(Data extracted from a collection)
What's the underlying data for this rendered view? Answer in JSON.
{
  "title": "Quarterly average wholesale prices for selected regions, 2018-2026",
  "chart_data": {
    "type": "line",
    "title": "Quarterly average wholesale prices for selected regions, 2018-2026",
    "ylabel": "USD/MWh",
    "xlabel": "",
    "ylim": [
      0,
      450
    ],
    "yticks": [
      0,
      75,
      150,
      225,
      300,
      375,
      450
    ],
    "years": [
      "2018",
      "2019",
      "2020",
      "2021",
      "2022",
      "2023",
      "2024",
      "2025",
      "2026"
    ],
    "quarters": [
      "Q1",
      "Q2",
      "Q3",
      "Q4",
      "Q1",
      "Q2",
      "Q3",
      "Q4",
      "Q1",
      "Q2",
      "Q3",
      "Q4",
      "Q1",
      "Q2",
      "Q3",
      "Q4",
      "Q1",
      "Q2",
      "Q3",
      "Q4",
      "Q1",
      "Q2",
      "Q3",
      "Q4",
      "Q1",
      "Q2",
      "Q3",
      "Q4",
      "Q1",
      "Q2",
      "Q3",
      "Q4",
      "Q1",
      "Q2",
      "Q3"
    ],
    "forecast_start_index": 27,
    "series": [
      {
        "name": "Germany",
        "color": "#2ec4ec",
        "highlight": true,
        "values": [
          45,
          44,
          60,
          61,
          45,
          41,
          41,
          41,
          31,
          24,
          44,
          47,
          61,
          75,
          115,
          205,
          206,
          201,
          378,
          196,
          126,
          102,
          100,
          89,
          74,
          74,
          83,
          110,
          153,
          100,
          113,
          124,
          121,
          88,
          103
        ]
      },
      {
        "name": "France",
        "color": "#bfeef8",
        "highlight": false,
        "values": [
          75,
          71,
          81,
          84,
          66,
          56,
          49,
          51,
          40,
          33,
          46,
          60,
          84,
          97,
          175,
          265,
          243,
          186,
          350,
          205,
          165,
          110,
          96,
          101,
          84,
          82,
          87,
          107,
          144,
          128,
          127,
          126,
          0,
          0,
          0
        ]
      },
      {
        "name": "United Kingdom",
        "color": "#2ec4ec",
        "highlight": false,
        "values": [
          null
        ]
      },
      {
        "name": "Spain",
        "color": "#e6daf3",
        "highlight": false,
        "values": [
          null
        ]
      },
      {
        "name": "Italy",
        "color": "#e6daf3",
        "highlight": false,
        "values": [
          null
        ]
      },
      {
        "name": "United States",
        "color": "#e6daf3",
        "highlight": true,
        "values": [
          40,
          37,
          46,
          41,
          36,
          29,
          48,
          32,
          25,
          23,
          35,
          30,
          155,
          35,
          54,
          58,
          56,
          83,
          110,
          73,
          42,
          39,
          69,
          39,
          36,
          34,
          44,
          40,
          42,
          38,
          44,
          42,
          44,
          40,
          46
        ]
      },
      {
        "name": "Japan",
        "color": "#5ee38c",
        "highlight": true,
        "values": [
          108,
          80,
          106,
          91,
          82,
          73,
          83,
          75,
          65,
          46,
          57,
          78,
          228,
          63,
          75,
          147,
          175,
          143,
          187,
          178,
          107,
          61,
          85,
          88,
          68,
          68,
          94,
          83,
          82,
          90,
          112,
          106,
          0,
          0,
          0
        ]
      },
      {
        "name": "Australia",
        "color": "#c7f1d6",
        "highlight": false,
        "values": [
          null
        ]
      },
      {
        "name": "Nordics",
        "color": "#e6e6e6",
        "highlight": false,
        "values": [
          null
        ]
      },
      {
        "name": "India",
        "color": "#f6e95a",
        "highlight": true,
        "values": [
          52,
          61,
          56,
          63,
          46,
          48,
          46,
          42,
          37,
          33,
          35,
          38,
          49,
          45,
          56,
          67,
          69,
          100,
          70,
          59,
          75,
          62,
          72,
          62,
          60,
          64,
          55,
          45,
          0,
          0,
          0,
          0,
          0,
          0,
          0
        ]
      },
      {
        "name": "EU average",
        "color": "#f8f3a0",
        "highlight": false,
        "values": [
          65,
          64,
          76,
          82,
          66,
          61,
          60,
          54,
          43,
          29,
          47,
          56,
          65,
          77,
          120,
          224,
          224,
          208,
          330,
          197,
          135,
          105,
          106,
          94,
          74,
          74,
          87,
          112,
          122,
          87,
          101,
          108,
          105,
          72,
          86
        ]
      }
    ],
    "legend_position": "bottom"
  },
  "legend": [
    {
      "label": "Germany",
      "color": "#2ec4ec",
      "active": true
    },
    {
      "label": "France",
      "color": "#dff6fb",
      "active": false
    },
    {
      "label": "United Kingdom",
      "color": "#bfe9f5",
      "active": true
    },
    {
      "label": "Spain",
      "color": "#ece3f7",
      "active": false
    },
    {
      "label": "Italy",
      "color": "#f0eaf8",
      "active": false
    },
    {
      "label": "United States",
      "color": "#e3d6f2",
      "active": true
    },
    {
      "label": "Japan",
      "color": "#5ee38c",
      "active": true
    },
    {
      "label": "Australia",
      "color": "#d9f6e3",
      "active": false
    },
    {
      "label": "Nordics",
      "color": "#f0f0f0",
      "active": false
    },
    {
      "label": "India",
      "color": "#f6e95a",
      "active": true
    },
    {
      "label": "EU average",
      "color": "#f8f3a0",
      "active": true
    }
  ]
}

--- DIRECTION ---
In this exercise, repeat all entries exactly.

--- FINAL ANSWER ---
What's the underlying data for this rendered view? Answer in JSON.
{
  "title": "Quarterly average wholesale prices for selected regions, 2018-2026",
  "chart_data": {
    "type": "line",
    "title": "Quarterly average wholesale prices for selected regions, 2018-2026",
    "ylabel": "USD/MWh",
    "xlabel": "",
    "ylim": [
      0,
      450
    ],
    "yticks": [
      0,
      75,
      150,
      225,
      300,
      375,
      450
    ],
    "years": [
      "2018",
      "2019",
      "2020",
      "2021",
      "2022",
      "2023",
      "2024",
      "2025",
      "2026"
    ],
    "quarters": [
      "Q1",
      "Q2",
      "Q3",
      "Q4",
      "Q1",
      "Q2",
      "Q3",
      "Q4",
      "Q1",
      "Q2",
      "Q3",
      "Q4",
      "Q1",
      "Q2",
      "Q3",
      "Q4",
      "Q1",
      "Q2",
      "Q3",
      "Q4",
      "Q1",
      "Q2",
      "Q3",
      "Q4",
      "Q1",
      "Q2",
      "Q3",
      "Q4",
      "Q1",
      "Q2",
      "Q3",
      "Q4",
      "Q1",
      "Q2",
      "Q3"
    ],
    "forecast_start_index": 27,
    "series": [
      {
        "name": "Germany",
        "color": "#2ec4ec",
        "highlight": true,
        "values": [
          45,
          44,
          60,
          61,
          45,
          41,
          41,
          41,
          31,
          24,
          44,
          47,
          61,
          75,
          115,
          205,
          206,
          201,
          378,
          196,
          126,
          102,
          100,
          89,
          74,
          74,
          83,
          110,
          153,
          100,
          113,
          124,
          121,
          88,
          103
        ]
      },
      {
        "name": "France",
        "color": "#bfeef8",
        "highlight": false,
        "values": [
          75,
          71,
          81,
          84,
          66,
          56,
          49,
          51,
          40,
          33,
          46,
          60,
          84,
          97,
          175,
          265,
          243,
          186,
          350,
          205,
          165,
          110,
          96,
          101,
          84,
          82,
          87,
          107,
          144,
          128,
          127,
          126,
          0,
          0,
          0
        ]
      },
      {
        "name": "United Kingdom",
        "color": "#2ec4ec",
        "highlight": false,
        "values": [
          null
        ]
      },
      {
        "name": "Spain",
        "color": "#e6daf3",
        "highlight": false,
        "values": [
          null
        ]
      },
      {
        "name": "Italy",
        "color": "#e6daf3",
        "highlight": false,
        "values": [
          null
        ]
      },
      {
        "name": "United States",
        "color": "#e6daf3",
        "highlight": true,
        "values": [
          40,
          37,
          46,
          41,
          36,
          29,
          48,
          32,
          25,
          23,
          35,
          30,
          155,
          35,
          54,
          58,
          56,
          83,
          110,
          73,
          42,
          39,
          69,
          39,
          36,
          34,
          44,
          40,
          42,
          38,
          44,
          42,
          44,
          40,
          46
        ]
      },
      {
        "name": "Japan",
        "color": "#5ee38c",
        "highlight": true,
        "values": [
          108,
          80,
          106,
          91,
          82,
          73,
          83,
          75,
          65,
          46,
          57,
          78,
          228,
          63,
          75,
          147,
          175,
          143,
          187,
          178,
          107,
          61,
          85,
          88,
          68,
          68,
          94,
          83,
          82,
          90,
          112,
          106,
          0,
          0,
          0
        ]
      },
      {
        "name": "Australia",
        "color": "#c7f1d6",
        "highlight": false,
        "values": [
          null
        ]
      },
      {
        "name": "Nordics",
        "color": "#e6e6e6",
        "highlight": false,
        "values": [
          null
        ]
      },
      {
        "name": "India",
        "color": "#f6e95a",
        "highlight": true,
        "values": [
          52,
          61,
          56,
          63,
          46,
          48,
          46,
          42,
          37,
          33,
          35,
          38,
          49,
          45,
          56,
          67,
          69,
          100,
          70,
          59,
          75,
          62,
          72,
          62,
          60,
          64,
          55,
          45,
          0,
          0,
          0,
          0,
          0,
          0,
          0
        ]
      },
      {
        "name": "EU average",
        "color": "#f8f3a0",
        "highlight": false,
        "values": [
          65,
          64,
          76,
          82,
          66,
          61,
          60,
          54,
          43,
          29,
          47,
          56,
          65,
          77,
          120,
          224,
          224,
          208,
          330,
          197,
          135,
          105,
          106,
          94,
          74,
          74,
          87,
          112,
          122,
          87,
          101,
          108,
          105,
          72,
          86
        ]
      }
    ],
    "legend_position": "bottom"
  },
  "legend": [
    {
      "label": "Germany",
      "color": "#2ec4ec",
      "active": true
    },
    {
      "label": "France",
      "color": "#dff6fb",
      "active": false
    },
    {
      "label": "United Kingdom",
      "color": "#bfe9f5",
      "active": true
    },
    {
      "label": "Spain",
      "color": "#ece3f7",
      "active": false
    },
    {
      "label": "Italy",
      "color": "#f0eaf8",
      "active": false
    },
    {
      "label": "United States",
      "color": "#e3d6f2",
      "active": true
    },
    {
      "label": "Japan",
      "color": "#5ee38c",
      "active": true
    },
    {
      "label": "Australia",
      "color": "#d9f6e3",
      "active": false
    },
    {
      "label": "Nordics",
      "color": "#f0f0f0",
      "active": false
    },
    {
      "label": "India",
      "color": "#f6e95a",
      "active": true
    },
    {
      "label": "EU average",
      "color": "#f8f3a0",
      "active": true
    }
  ]
}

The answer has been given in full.